> _EXERCISE TASK_:
Report how many lines hold the word "типи"; answer with the number alone.

> _INPUT_:
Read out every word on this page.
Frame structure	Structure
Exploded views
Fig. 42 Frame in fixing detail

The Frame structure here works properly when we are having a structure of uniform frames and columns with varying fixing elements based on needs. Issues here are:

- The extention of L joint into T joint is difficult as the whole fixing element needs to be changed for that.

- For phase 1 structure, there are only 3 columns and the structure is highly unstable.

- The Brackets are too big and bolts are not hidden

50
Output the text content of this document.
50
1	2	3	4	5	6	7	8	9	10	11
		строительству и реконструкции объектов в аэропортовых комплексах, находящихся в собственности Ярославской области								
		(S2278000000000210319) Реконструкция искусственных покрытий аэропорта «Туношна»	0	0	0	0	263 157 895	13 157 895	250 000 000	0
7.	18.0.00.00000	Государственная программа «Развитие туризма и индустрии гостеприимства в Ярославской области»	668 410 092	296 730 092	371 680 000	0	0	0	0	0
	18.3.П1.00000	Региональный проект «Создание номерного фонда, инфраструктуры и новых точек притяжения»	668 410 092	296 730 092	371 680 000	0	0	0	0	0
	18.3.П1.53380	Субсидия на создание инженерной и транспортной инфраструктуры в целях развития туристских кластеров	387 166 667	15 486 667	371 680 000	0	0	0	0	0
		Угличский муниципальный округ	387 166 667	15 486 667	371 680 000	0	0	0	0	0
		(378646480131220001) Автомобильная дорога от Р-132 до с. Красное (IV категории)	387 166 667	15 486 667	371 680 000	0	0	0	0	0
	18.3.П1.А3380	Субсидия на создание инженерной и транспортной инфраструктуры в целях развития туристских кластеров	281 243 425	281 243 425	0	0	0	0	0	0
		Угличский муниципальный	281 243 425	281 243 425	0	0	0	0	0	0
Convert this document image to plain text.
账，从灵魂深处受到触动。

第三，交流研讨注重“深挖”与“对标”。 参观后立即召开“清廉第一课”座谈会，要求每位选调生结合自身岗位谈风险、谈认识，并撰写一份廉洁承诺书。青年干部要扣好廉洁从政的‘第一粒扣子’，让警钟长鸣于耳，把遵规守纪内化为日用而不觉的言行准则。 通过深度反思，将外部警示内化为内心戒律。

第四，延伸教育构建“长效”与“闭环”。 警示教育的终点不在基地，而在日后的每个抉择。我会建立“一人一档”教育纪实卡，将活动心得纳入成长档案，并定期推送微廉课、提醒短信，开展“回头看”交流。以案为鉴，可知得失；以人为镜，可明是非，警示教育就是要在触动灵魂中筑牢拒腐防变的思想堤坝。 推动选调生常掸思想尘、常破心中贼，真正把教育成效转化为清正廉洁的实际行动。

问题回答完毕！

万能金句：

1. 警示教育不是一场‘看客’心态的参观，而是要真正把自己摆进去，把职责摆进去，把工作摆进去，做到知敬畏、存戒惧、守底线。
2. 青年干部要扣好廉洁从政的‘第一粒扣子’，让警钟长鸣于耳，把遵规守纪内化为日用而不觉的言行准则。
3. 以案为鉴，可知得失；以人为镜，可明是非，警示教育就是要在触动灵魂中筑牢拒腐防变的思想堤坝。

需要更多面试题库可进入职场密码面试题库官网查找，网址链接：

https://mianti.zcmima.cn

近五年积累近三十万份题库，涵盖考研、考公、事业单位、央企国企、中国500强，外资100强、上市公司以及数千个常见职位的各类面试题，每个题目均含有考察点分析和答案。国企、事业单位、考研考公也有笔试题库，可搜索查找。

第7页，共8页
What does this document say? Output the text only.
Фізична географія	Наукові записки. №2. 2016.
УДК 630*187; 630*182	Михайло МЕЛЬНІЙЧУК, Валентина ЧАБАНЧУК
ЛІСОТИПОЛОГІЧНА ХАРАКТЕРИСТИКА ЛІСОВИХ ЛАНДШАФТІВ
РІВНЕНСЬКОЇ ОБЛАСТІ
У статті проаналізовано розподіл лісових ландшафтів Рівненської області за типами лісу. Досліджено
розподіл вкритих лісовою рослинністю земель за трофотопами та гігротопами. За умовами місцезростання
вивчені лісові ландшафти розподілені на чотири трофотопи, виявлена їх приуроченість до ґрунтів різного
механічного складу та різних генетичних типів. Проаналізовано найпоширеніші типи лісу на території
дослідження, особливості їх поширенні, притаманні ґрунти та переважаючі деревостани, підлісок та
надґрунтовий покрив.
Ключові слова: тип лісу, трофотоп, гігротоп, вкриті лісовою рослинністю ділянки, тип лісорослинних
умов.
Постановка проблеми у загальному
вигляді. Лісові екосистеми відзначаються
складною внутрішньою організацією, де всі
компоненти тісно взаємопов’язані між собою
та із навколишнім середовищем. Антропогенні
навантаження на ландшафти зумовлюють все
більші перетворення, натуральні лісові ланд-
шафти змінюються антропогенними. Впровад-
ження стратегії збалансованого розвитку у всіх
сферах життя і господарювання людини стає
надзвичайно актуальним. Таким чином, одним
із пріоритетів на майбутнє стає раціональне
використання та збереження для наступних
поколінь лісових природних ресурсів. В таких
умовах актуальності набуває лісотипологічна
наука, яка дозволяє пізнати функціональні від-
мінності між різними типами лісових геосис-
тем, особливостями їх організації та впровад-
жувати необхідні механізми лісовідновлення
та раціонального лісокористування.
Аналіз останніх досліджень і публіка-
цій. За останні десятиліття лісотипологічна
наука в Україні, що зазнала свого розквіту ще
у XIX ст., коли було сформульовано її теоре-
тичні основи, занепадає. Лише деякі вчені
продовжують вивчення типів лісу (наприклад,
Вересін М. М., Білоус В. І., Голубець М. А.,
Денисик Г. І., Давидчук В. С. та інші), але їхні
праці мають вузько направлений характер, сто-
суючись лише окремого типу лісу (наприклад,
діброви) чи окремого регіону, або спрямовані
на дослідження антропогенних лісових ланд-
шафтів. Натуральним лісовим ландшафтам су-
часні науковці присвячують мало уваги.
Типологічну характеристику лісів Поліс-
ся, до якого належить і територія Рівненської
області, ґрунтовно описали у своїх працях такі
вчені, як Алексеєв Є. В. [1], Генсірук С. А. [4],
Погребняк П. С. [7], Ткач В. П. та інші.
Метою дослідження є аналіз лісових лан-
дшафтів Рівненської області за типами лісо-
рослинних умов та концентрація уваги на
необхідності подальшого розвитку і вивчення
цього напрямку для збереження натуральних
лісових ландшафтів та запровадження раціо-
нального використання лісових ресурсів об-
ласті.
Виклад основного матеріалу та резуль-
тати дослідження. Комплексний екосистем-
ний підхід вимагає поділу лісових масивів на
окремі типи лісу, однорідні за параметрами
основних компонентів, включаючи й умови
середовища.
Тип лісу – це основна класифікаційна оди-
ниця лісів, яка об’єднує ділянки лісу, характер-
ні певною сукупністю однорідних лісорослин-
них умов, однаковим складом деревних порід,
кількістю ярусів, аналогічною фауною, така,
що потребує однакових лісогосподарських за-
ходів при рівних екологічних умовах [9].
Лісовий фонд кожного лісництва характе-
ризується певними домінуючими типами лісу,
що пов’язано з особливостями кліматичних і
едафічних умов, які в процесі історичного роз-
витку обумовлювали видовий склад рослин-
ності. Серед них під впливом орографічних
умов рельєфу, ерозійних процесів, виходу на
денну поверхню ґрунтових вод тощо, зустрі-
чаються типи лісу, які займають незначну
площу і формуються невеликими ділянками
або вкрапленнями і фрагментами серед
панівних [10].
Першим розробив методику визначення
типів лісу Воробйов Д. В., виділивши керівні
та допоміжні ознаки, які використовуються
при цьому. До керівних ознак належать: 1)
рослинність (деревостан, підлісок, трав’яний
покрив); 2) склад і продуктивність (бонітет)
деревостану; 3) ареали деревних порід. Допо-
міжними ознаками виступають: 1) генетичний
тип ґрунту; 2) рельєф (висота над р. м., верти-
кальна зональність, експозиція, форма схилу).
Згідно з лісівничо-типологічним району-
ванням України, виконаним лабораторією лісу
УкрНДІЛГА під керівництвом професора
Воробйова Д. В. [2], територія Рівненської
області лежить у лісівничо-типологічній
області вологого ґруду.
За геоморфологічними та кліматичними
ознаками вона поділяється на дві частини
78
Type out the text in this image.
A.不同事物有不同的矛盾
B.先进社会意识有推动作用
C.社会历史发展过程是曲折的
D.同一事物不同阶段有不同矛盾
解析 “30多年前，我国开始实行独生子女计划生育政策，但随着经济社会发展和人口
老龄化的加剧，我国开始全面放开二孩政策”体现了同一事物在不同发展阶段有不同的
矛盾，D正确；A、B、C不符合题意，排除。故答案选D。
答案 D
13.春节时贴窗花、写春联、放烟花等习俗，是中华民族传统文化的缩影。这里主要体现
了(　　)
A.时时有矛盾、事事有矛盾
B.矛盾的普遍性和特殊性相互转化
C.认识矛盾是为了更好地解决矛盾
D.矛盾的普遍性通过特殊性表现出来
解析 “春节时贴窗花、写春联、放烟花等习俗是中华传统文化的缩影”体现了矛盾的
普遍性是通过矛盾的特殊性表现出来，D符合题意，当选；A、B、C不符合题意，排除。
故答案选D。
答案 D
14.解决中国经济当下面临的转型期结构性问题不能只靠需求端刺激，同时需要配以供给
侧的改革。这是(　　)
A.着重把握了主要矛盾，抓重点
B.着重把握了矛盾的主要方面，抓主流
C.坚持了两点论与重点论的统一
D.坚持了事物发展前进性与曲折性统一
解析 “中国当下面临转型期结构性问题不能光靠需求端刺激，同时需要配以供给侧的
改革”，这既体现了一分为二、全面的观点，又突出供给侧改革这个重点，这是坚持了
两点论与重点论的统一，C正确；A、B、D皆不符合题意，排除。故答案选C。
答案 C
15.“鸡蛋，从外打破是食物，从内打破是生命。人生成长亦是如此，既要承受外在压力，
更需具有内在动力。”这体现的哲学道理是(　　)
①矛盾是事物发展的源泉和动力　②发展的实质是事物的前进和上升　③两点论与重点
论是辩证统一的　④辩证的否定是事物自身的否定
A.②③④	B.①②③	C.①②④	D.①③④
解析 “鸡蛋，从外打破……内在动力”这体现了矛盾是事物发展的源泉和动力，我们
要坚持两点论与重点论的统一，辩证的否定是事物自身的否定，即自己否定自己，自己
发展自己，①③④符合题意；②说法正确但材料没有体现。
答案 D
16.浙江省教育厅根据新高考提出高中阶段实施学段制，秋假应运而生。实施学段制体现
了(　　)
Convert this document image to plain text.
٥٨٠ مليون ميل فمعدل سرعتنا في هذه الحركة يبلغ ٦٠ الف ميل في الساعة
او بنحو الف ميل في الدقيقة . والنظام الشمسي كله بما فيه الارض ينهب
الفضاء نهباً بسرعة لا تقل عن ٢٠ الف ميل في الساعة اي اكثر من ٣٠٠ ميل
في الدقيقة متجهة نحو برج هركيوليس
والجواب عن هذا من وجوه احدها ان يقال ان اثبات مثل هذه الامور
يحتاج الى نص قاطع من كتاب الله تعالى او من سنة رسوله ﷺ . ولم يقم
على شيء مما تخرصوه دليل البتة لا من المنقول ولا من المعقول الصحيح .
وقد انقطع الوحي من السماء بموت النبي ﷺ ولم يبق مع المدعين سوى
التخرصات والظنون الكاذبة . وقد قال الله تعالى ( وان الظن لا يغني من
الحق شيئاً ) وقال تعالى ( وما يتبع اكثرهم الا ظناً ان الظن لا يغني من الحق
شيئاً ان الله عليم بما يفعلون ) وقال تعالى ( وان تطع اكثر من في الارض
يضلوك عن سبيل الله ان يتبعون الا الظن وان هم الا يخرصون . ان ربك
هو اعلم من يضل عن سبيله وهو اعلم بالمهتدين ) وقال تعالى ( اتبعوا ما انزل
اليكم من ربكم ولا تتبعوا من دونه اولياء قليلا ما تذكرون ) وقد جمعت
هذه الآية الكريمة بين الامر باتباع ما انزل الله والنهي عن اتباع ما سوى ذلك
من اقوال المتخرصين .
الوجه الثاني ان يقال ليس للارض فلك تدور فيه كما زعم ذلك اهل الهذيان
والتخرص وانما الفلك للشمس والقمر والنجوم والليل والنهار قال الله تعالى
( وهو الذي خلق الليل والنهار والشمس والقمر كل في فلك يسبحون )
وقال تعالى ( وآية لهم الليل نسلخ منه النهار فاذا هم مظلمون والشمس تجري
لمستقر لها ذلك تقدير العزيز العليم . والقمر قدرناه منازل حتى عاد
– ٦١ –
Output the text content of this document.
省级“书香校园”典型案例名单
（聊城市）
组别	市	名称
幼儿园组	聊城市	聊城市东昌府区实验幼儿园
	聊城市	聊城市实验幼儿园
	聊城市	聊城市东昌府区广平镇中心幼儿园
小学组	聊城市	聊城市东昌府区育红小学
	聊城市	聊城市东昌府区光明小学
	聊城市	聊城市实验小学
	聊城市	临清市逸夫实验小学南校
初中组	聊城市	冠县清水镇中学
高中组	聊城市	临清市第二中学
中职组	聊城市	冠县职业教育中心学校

> _CORRECT RESULT_:
3